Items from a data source
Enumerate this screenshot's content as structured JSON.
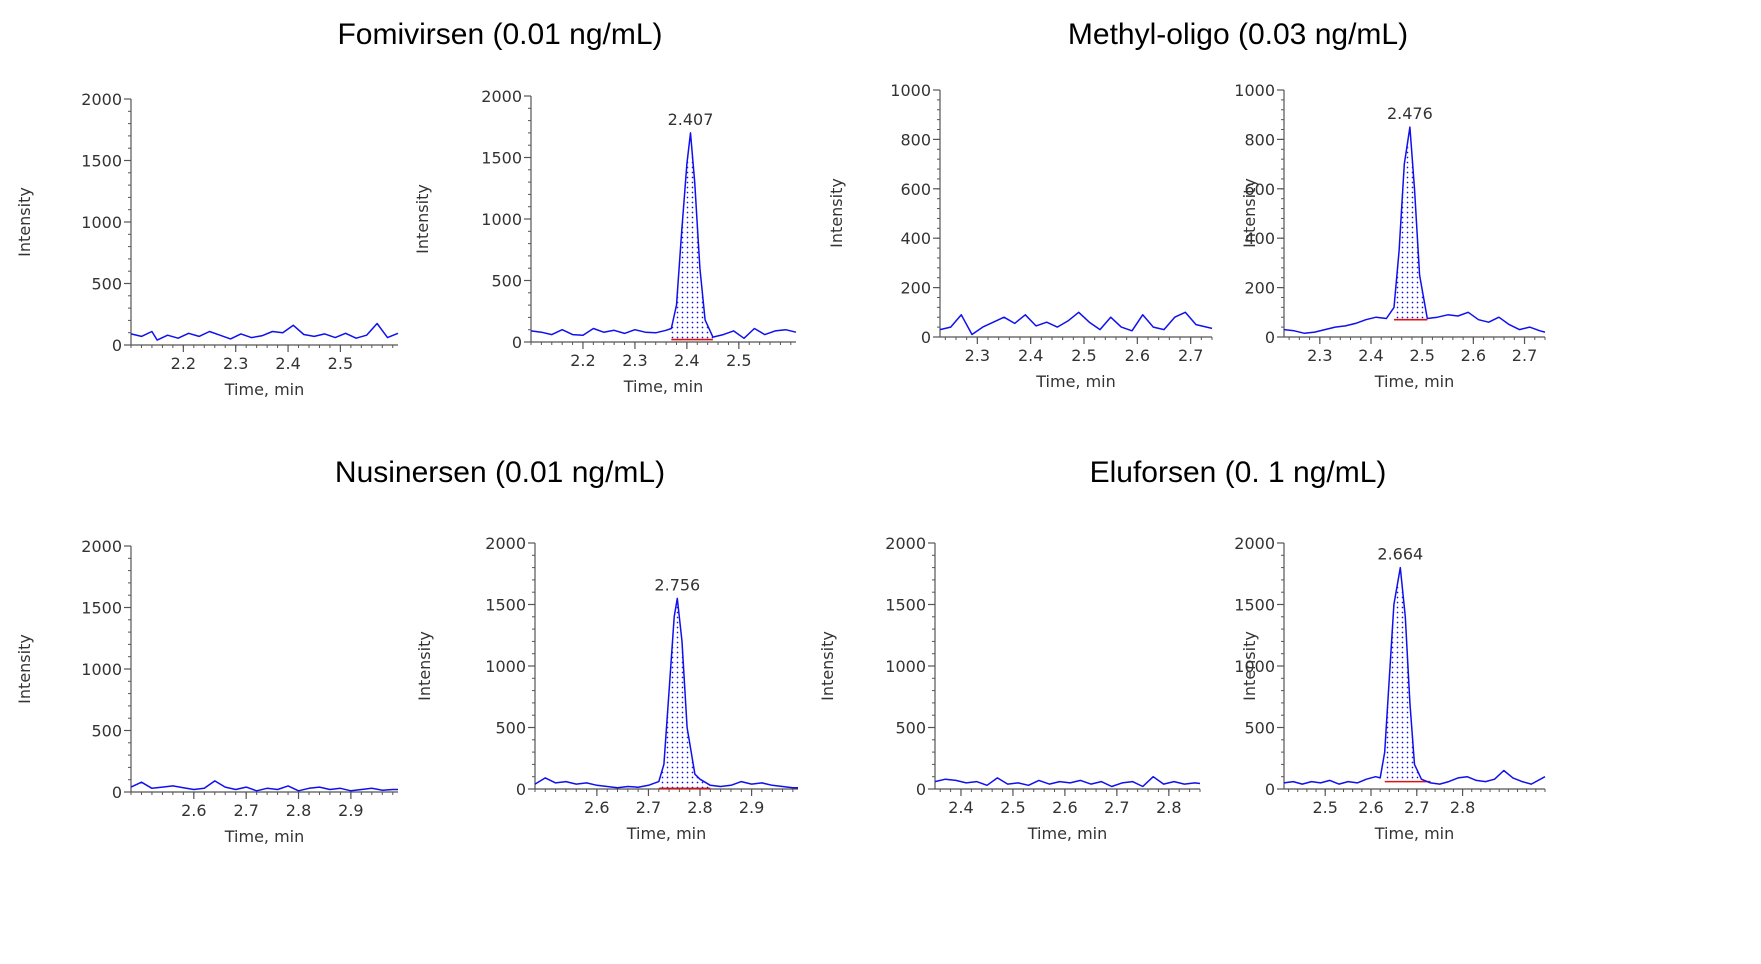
{
  "groups": [
    {
      "title": "Fomivirsen (0.01 ng/mL)"
    },
    {
      "title": "Methyl-oligo (0.03 ng/mL)"
    },
    {
      "title": "Nusinersen (0.01 ng/mL)"
    },
    {
      "title": "Eluforsen (0. 1 ng/mL)"
    }
  ],
  "colors": {
    "trace": "#1010ee",
    "baseline": "#e01010",
    "axis": "#555555"
  },
  "chart_data": [
    {
      "type": "line",
      "group": "Fomivirsen (0.01 ng/mL)",
      "xlabel": "Time, min",
      "ylabel": "Intensity",
      "xlim": [
        2.1,
        2.61
      ],
      "ylim": [
        0,
        2000
      ],
      "xticks": [
        2.2,
        2.3,
        2.4,
        2.5
      ],
      "xtick_labels": [
        "2.2",
        "2.3",
        "2.4",
        "2.5"
      ],
      "yticks": [
        0,
        500,
        1000,
        1500,
        2000
      ],
      "series": [
        {
          "x": [
            2.1,
            2.12,
            2.14,
            2.15,
            2.17,
            2.19,
            2.21,
            2.23,
            2.25,
            2.27,
            2.29,
            2.31,
            2.33,
            2.35,
            2.37,
            2.39,
            2.41,
            2.43,
            2.45,
            2.47,
            2.49,
            2.51,
            2.53,
            2.55,
            2.57,
            2.59,
            2.61
          ],
          "y": [
            90,
            70,
            110,
            40,
            80,
            55,
            95,
            70,
            110,
            80,
            50,
            90,
            60,
            75,
            110,
            100,
            160,
            85,
            70,
            90,
            60,
            95,
            55,
            80,
            175,
            60,
            95
          ]
        }
      ]
    },
    {
      "type": "line",
      "group": "Fomivirsen (0.01 ng/mL)",
      "xlabel": "Time, min",
      "ylabel": "Intensity",
      "xlim": [
        2.1,
        2.61
      ],
      "ylim": [
        0,
        2000
      ],
      "xticks": [
        2.2,
        2.3,
        2.4,
        2.5
      ],
      "xtick_labels": [
        "2.2",
        "2.3",
        "2.4",
        "2.5"
      ],
      "yticks": [
        0,
        500,
        1000,
        1500,
        2000
      ],
      "peak_label": "2.407",
      "peak_region": {
        "x_start": 2.37,
        "x_end": 2.45,
        "baseline": 20
      },
      "series": [
        {
          "x": [
            2.1,
            2.12,
            2.14,
            2.16,
            2.18,
            2.2,
            2.22,
            2.24,
            2.26,
            2.28,
            2.3,
            2.32,
            2.34,
            2.36,
            2.37,
            2.38,
            2.39,
            2.4,
            2.407,
            2.415,
            2.425,
            2.435,
            2.45,
            2.47,
            2.49,
            2.51,
            2.53,
            2.55,
            2.57,
            2.59,
            2.61
          ],
          "y": [
            90,
            80,
            60,
            100,
            60,
            55,
            110,
            80,
            95,
            70,
            100,
            80,
            75,
            95,
            110,
            300,
            900,
            1450,
            1700,
            1300,
            600,
            180,
            40,
            60,
            90,
            30,
            110,
            60,
            90,
            100,
            80
          ]
        }
      ]
    },
    {
      "type": "line",
      "group": "Methyl-oligo (0.03 ng/mL)",
      "xlabel": "Time, min",
      "ylabel": "Intensity",
      "xlim": [
        2.23,
        2.74
      ],
      "ylim": [
        0,
        1000
      ],
      "xticks": [
        2.3,
        2.4,
        2.5,
        2.6,
        2.7
      ],
      "xtick_labels": [
        "2.3",
        "2.4",
        "2.5",
        "2.6",
        "2.7"
      ],
      "yticks": [
        0,
        200,
        400,
        600,
        800,
        1000
      ],
      "series": [
        {
          "x": [
            2.23,
            2.25,
            2.27,
            2.29,
            2.31,
            2.33,
            2.35,
            2.37,
            2.39,
            2.41,
            2.43,
            2.45,
            2.47,
            2.49,
            2.51,
            2.53,
            2.55,
            2.57,
            2.59,
            2.61,
            2.63,
            2.65,
            2.67,
            2.69,
            2.71,
            2.73,
            2.74
          ],
          "y": [
            30,
            40,
            90,
            10,
            40,
            60,
            80,
            55,
            90,
            45,
            60,
            40,
            65,
            100,
            60,
            30,
            80,
            40,
            25,
            90,
            40,
            30,
            80,
            100,
            50,
            40,
            35
          ]
        }
      ]
    },
    {
      "type": "line",
      "group": "Methyl-oligo (0.03 ng/mL)",
      "xlabel": "Time, min",
      "ylabel": "Intensity",
      "xlim": [
        2.23,
        2.74
      ],
      "ylim": [
        0,
        1000
      ],
      "xticks": [
        2.3,
        2.4,
        2.5,
        2.6,
        2.7
      ],
      "xtick_labels": [
        "2.3",
        "2.4",
        "2.5",
        "2.6",
        "2.7"
      ],
      "yticks": [
        0,
        200,
        400,
        600,
        800,
        1000
      ],
      "peak_label": "2.476",
      "peak_region": {
        "x_start": 2.445,
        "x_end": 2.51,
        "baseline": 70
      },
      "series": [
        {
          "x": [
            2.23,
            2.25,
            2.27,
            2.29,
            2.31,
            2.33,
            2.35,
            2.37,
            2.39,
            2.41,
            2.43,
            2.445,
            2.455,
            2.465,
            2.476,
            2.485,
            2.495,
            2.51,
            2.53,
            2.55,
            2.57,
            2.59,
            2.61,
            2.63,
            2.65,
            2.67,
            2.69,
            2.71,
            2.73,
            2.74
          ],
          "y": [
            30,
            25,
            15,
            20,
            30,
            40,
            45,
            55,
            70,
            80,
            75,
            120,
            350,
            700,
            850,
            600,
            250,
            75,
            80,
            90,
            85,
            100,
            70,
            60,
            80,
            50,
            30,
            40,
            25,
            20
          ]
        }
      ]
    },
    {
      "type": "line",
      "group": "Nusinersen (0.01 ng/mL)",
      "xlabel": "Time, min",
      "ylabel": "Intensity",
      "xlim": [
        2.48,
        2.99
      ],
      "ylim": [
        0,
        2000
      ],
      "xticks": [
        2.6,
        2.7,
        2.8,
        2.9
      ],
      "xtick_labels": [
        "2.6",
        "2.7",
        "2.8",
        "2.9"
      ],
      "yticks": [
        0,
        500,
        1000,
        1500,
        2000
      ],
      "series": [
        {
          "x": [
            2.48,
            2.5,
            2.52,
            2.54,
            2.56,
            2.58,
            2.6,
            2.62,
            2.64,
            2.66,
            2.68,
            2.7,
            2.72,
            2.74,
            2.76,
            2.78,
            2.8,
            2.82,
            2.84,
            2.86,
            2.88,
            2.9,
            2.92,
            2.94,
            2.96,
            2.98,
            2.99
          ],
          "y": [
            40,
            80,
            30,
            40,
            50,
            35,
            20,
            30,
            90,
            40,
            20,
            40,
            10,
            30,
            20,
            50,
            10,
            30,
            40,
            20,
            30,
            10,
            20,
            30,
            15,
            20,
            20
          ]
        }
      ]
    },
    {
      "type": "line",
      "group": "Nusinersen (0.01 ng/mL)",
      "xlabel": "Time, min",
      "ylabel": "Intensity",
      "xlim": [
        2.48,
        2.99
      ],
      "ylim": [
        0,
        2000
      ],
      "xticks": [
        2.6,
        2.7,
        2.8,
        2.9
      ],
      "xtick_labels": [
        "2.6",
        "2.7",
        "2.8",
        "2.9"
      ],
      "yticks": [
        0,
        500,
        1000,
        1500,
        2000
      ],
      "peak_label": "2.756",
      "peak_region": {
        "x_start": 2.72,
        "x_end": 2.82,
        "baseline": 5
      },
      "series": [
        {
          "x": [
            2.48,
            2.5,
            2.52,
            2.54,
            2.56,
            2.58,
            2.6,
            2.62,
            2.64,
            2.66,
            2.68,
            2.7,
            2.72,
            2.73,
            2.74,
            2.75,
            2.756,
            2.765,
            2.775,
            2.79,
            2.8,
            2.82,
            2.84,
            2.86,
            2.88,
            2.9,
            2.92,
            2.94,
            2.96,
            2.98,
            2.99
          ],
          "y": [
            40,
            90,
            50,
            60,
            40,
            50,
            30,
            20,
            10,
            20,
            15,
            30,
            60,
            200,
            800,
            1400,
            1550,
            1200,
            500,
            120,
            80,
            30,
            20,
            30,
            60,
            40,
            50,
            30,
            20,
            10,
            10
          ]
        }
      ]
    },
    {
      "type": "line",
      "group": "Eluforsen (0. 1 ng/mL)",
      "xlabel": "Time, min",
      "ylabel": "Intensity",
      "xlim": [
        2.35,
        2.86
      ],
      "ylim": [
        0,
        2000
      ],
      "xticks": [
        2.4,
        2.5,
        2.6,
        2.7,
        2.8
      ],
      "xtick_labels": [
        "2.4",
        "2.5",
        "2.6",
        "2.7",
        "2.8"
      ],
      "yticks": [
        0,
        500,
        1000,
        1500,
        2000
      ],
      "series": [
        {
          "x": [
            2.35,
            2.37,
            2.39,
            2.41,
            2.43,
            2.45,
            2.47,
            2.49,
            2.51,
            2.53,
            2.55,
            2.57,
            2.59,
            2.61,
            2.63,
            2.65,
            2.67,
            2.69,
            2.71,
            2.73,
            2.75,
            2.77,
            2.79,
            2.81,
            2.83,
            2.85,
            2.86
          ],
          "y": [
            60,
            80,
            70,
            50,
            60,
            30,
            90,
            40,
            50,
            30,
            70,
            40,
            60,
            50,
            70,
            40,
            60,
            20,
            50,
            60,
            20,
            100,
            40,
            60,
            40,
            50,
            45
          ]
        }
      ]
    },
    {
      "type": "line",
      "group": "Eluforsen (0. 1 ng/mL)",
      "xlabel": "Time, min",
      "ylabel": "Intensity",
      "xlim": [
        2.41,
        2.98
      ],
      "ylim": [
        0,
        2000
      ],
      "xticks": [
        2.5,
        2.6,
        2.7,
        2.8
      ],
      "xtick_labels": [
        "2.5",
        "2.6",
        "2.7",
        "2.8"
      ],
      "yticks": [
        0,
        500,
        1000,
        1500,
        2000
      ],
      "peak_label": "2.664",
      "peak_region": {
        "x_start": 2.63,
        "x_end": 2.73,
        "baseline": 60
      },
      "series": [
        {
          "x": [
            2.41,
            2.43,
            2.45,
            2.47,
            2.49,
            2.51,
            2.53,
            2.55,
            2.57,
            2.59,
            2.61,
            2.62,
            2.63,
            2.64,
            2.65,
            2.664,
            2.675,
            2.685,
            2.695,
            2.71,
            2.73,
            2.75,
            2.77,
            2.79,
            2.81,
            2.83,
            2.85,
            2.87,
            2.89,
            2.91,
            2.93,
            2.95,
            2.98
          ],
          "y": [
            50,
            60,
            40,
            60,
            50,
            70,
            40,
            60,
            50,
            80,
            100,
            90,
            300,
            900,
            1500,
            1800,
            1400,
            700,
            200,
            80,
            50,
            40,
            60,
            90,
            100,
            70,
            60,
            80,
            150,
            90,
            60,
            40,
            100
          ]
        }
      ]
    }
  ]
}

Work instructions
Copy each line above where the string "title" occurs.

Written response
      "title": "Fomivirsen (0.01 ng/mL)"
      "title": "Methyl-oligo (0.03 ng/mL)"
      "title": "Nusinersen (0.01 ng/mL)"
      "title": "Eluforsen (0. 1 ng/mL)"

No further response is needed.